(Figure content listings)

....................

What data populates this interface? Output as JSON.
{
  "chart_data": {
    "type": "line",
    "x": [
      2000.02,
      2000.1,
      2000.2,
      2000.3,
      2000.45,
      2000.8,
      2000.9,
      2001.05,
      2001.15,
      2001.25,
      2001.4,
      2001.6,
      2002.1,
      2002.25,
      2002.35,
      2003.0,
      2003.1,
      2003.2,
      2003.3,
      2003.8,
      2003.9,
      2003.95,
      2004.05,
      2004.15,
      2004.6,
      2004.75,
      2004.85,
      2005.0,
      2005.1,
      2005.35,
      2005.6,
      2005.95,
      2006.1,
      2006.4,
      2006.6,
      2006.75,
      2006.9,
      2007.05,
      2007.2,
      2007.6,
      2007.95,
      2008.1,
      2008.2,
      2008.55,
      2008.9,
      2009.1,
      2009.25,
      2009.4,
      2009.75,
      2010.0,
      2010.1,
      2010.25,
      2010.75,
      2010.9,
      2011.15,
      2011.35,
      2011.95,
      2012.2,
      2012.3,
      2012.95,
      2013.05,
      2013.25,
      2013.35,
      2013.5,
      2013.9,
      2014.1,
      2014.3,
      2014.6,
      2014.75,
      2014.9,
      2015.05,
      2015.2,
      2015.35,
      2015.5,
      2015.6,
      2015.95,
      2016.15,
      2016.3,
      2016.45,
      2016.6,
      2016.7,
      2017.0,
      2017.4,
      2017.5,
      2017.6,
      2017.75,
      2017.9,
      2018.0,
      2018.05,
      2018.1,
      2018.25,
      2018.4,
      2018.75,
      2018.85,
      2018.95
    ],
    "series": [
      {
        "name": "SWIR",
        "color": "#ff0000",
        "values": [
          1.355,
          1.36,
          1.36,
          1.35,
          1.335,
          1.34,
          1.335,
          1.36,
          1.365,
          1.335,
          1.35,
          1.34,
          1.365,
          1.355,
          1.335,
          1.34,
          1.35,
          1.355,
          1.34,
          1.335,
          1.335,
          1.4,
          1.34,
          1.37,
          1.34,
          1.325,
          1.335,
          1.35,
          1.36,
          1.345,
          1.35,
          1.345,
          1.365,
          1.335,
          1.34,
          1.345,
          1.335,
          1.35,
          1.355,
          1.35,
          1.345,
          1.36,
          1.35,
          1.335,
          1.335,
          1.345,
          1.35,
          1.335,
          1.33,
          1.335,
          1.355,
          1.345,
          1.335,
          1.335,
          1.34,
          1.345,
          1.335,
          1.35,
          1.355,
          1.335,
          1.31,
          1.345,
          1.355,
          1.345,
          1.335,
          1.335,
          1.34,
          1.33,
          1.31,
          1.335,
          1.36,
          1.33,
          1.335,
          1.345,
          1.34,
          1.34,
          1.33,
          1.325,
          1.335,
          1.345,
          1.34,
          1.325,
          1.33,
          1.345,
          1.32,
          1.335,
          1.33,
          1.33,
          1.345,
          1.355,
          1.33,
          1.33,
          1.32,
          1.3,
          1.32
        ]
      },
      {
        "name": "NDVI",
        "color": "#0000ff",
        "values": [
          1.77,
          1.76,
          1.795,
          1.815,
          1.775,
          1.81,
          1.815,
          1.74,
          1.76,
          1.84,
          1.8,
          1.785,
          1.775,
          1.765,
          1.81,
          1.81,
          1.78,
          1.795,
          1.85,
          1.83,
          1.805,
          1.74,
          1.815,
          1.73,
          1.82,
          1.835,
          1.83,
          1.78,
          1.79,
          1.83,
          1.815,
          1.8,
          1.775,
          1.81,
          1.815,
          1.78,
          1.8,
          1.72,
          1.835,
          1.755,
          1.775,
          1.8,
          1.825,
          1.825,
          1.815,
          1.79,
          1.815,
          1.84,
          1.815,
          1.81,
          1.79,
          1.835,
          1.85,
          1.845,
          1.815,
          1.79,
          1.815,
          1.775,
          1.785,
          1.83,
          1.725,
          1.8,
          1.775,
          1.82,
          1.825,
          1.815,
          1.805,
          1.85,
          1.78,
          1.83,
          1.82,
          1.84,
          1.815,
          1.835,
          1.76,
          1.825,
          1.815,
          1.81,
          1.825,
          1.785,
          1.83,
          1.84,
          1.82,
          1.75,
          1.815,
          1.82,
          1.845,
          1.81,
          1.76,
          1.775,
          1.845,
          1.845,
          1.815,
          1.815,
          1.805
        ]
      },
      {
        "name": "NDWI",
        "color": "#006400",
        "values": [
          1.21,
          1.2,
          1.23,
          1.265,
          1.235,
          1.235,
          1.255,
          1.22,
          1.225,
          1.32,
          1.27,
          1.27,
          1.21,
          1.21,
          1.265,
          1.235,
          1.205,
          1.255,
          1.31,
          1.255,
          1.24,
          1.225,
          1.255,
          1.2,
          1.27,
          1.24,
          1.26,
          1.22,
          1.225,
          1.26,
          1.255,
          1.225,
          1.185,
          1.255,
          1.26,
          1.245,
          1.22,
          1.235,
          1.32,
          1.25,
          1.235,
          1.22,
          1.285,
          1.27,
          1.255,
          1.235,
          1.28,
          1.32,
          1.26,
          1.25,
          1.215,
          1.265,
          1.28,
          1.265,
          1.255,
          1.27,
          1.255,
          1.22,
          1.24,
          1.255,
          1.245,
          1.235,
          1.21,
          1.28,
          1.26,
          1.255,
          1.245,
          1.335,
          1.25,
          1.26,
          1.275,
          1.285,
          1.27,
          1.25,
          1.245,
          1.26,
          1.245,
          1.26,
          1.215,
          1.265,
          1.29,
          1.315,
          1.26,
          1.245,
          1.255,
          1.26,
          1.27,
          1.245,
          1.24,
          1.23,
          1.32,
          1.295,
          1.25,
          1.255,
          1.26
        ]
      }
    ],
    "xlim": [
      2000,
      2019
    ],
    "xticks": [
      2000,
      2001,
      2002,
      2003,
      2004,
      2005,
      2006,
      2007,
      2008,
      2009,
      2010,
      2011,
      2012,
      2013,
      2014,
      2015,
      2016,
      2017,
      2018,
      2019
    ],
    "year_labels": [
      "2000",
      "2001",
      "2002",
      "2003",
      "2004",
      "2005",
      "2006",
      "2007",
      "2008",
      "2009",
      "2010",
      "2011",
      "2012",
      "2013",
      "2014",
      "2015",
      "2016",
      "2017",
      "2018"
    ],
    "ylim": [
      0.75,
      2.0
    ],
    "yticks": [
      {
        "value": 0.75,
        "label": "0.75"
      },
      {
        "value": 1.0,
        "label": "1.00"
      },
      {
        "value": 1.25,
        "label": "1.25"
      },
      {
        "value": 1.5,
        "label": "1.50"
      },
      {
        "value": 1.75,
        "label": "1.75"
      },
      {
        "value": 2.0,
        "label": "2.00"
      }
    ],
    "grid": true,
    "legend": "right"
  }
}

....................

#### Work to complete:
From the listing above, reproduce all the lines exactly.

#### Task solution:
What data populates this interface? Output as JSON.
{
  "chart_data": {
    "type": "line",
    "x": [
      2000.02,
      2000.1,
      2000.2,
      2000.3,
      2000.45,
      2000.8,
      2000.9,
      2001.05,
      2001.15,
      2001.25,
      2001.4,
      2001.6,
      2002.1,
      2002.25,
      2002.35,
      2003.0,
      2003.1,
      2003.2,
      2003.3,
      2003.8,
      2003.9,
      2003.95,
      2004.05,
      2004.15,
      2004.6,
      2004.75,
      2004.85,
      2005.0,
      2005.1,
      2005.35,
      2005.6,
      2005.95,
      2006.1,
      2006.4,
      2006.6,
      2006.75,
      2006.9,
      2007.05,
      2007.2,
      2007.6,
      2007.95,
      2008.1,
      2008.2,
      2008.55,
      2008.9,
      2009.1,
      2009.25,
      2009.4,
      2009.75,
      2010.0,
      2010.1,
      2010.25,
      2010.75,
      2010.9,
      2011.15,
      2011.35,
      2011.95,
      2012.2,
      2012.3,
      2012.95,
      2013.05,
      2013.25,
      2013.35,
      2013.5,
      2013.9,
      2014.1,
      2014.3,
      2014.6,
      2014.75,
      2014.9,
      2015.05,
      2015.2,
      2015.35,
      2015.5,
      2015.6,
      2015.95,
      2016.15,
      2016.3,
      2016.45,
      2016.6,
      2016.7,
      2017.0,
      2017.4,
      2017.5,
      2017.6,
      2017.75,
      2017.9,
      2018.0,
      2018.05,
      2018.1,
      2018.25,
      2018.4,
      2018.75,
      2018.85,
      2018.95
    ],
    "series": [
      {
        "name": "SWIR",
        "color": "#ff0000",
        "values": [
          1.355,
          1.36,
          1.36,
          1.35,
          1.335,
          1.34,
          1.335,
          1.36,
          1.365,
          1.335,
          1.35,
          1.34,
          1.365,
          1.355,
          1.335,
          1.34,
          1.35,
          1.355,
          1.34,
          1.335,
          1.335,
          1.4,
          1.34,
          1.37,
          1.34,
          1.325,
          1.335,
          1.35,
          1.36,
          1.345,
          1.35,
          1.345,
          1.365,
          1.335,
          1.34,
          1.345,
          1.335,
          1.35,
          1.355,
          1.35,
          1.345,
          1.36,
          1.35,
          1.335,
          1.335,
          1.345,
          1.35,
          1.335,
          1.33,
          1.335,
          1.355,
          1.345,
          1.335,
          1.335,
          1.34,
          1.345,
          1.335,
          1.35,
          1.355,
          1.335,
          1.31,
          1.345,
          1.355,
          1.345,
          1.335,
          1.335,
          1.34,
          1.33,
          1.31,
          1.335,
          1.36,
          1.33,
          1.335,
          1.345,
          1.34,
          1.34,
          1.33,
          1.325,
          1.335,
          1.345,
          1.34,
          1.325,
          1.33,
          1.345,
          1.32,
          1.335,
          1.33,
          1.33,
          1.345,
          1.355,
          1.33,
          1.33,
          1.32,
          1.3,
          1.32
        ]
      },
      {
        "name": "NDVI",
        "color": "#0000ff",
        "values": [
          1.77,
          1.76,
          1.795,
          1.815,
          1.775,
          1.81,
          1.815,
          1.74,
          1.76,
          1.84,
          1.8,
          1.785,
          1.775,
          1.765,
          1.81,
          1.81,
          1.78,
          1.795,
          1.85,
          1.83,
          1.805,
          1.74,
          1.815,
          1.73,
          1.82,
          1.835,
          1.83,
          1.78,
          1.79,
          1.83,
          1.815,
          1.8,
          1.775,
          1.81,
          1.815,
          1.78,
          1.8,
          1.72,
          1.835,
          1.755,
          1.775,
          1.8,
          1.825,
          1.825,
          1.815,
          1.79,
          1.815,
          1.84,
          1.815,
          1.81,
          1.79,
          1.835,
          1.85,
          1.845,
          1.815,
          1.79,
          1.815,
          1.775,
          1.785,
          1.83,
          1.725,
          1.8,
          1.775,
          1.82,
          1.825,
          1.815,
          1.805,
          1.85,
          1.78,
          1.83,
          1.82,
          1.84,
          1.815,
          1.835,
          1.76,
          1.825,
          1.815,
          1.81,
          1.825,
          1.785,
          1.83,
          1.84,
          1.82,
          1.75,
          1.815,
          1.82,
          1.845,
          1.81,
          1.76,
          1.775,
          1.845,
          1.845,
          1.815,
          1.815,
          1.805
        ]
      },
      {
        "name": "NDWI",
        "color": "#006400",
        "values": [
          1.21,
          1.2,
          1.23,
          1.265,
          1.235,
          1.235,
          1.255,
          1.22,
          1.225,
          1.32,
          1.27,
          1.27,
          1.21,
          1.21,
          1.265,
          1.235,
          1.205,
          1.255,
          1.31,
          1.255,
          1.24,
          1.225,
          1.255,
          1.2,
          1.27,
          1.24,
          1.26,
          1.22,
          1.225,
          1.26,
          1.255,
          1.225,
          1.185,
          1.255,
          1.26,
          1.245,
          1.22,
          1.235,
          1.32,
          1.25,
          1.235,
          1.22,
          1.285,
          1.27,
          1.255,
          1.235,
          1.28,
          1.32,
          1.26,
          1.25,
          1.215,
          1.265,
          1.28,
          1.265,
          1.255,
          1.27,
          1.255,
          1.22,
          1.24,
          1.255,
          1.245,
          1.235,
          1.21,
          1.28,
          1.26,
          1.255,
          1.245,
          1.335,
          1.25,
          1.26,
          1.275,
          1.285,
          1.27,
          1.25,
          1.245,
          1.26,
          1.245,
          1.26,
          1.215,
          1.265,
          1.29,
          1.315,
          1.26,
          1.245,
          1.255,
          1.26,
          1.27,
          1.245,
          1.24,
          1.23,
          1.32,
          1.295,
          1.25,
          1.255,
          1.26
        ]
      }
    ],
    "xlim": [
      2000,
      2019
    ],
    "xticks": [
      2000,
      2001,
      2002,
      2003,
      2004,
      2005,
      2006,
      2007,
      2008,
      2009,
      2010,
      2011,
      2012,
      2013,
      2014,
      2015,
      2016,
      2017,
      2018,
      2019
    ],
    "year_labels": [
      "2000",
      "2001",
      "2002",
      "2003",
      "2004",
      "2005",
      "2006",
      "2007",
      "2008",
      "2009",
      "2010",
      "2011",
      "2012",
      "2013",
      "2014",
      "2015",
      "2016",
      "2017",
      "2018"
    ],
    "ylim": [
      0.75,
      2.0
    ],
    "yticks": [
      {
        "value": 0.75,
        "label": "0.75"
      },
      {
        "value": 1.0,
        "label": "1.00"
      },
      {
        "value": 1.25,
        "label": "1.25"
      },
      {
        "value": 1.5,
        "label": "1.50"
      },
      {
        "value": 1.75,
        "label": "1.75"
      },
      {
        "value": 2.0,
        "label": "2.00"
      }
    ],
    "grid": true,
    "legend": "right"
  }
}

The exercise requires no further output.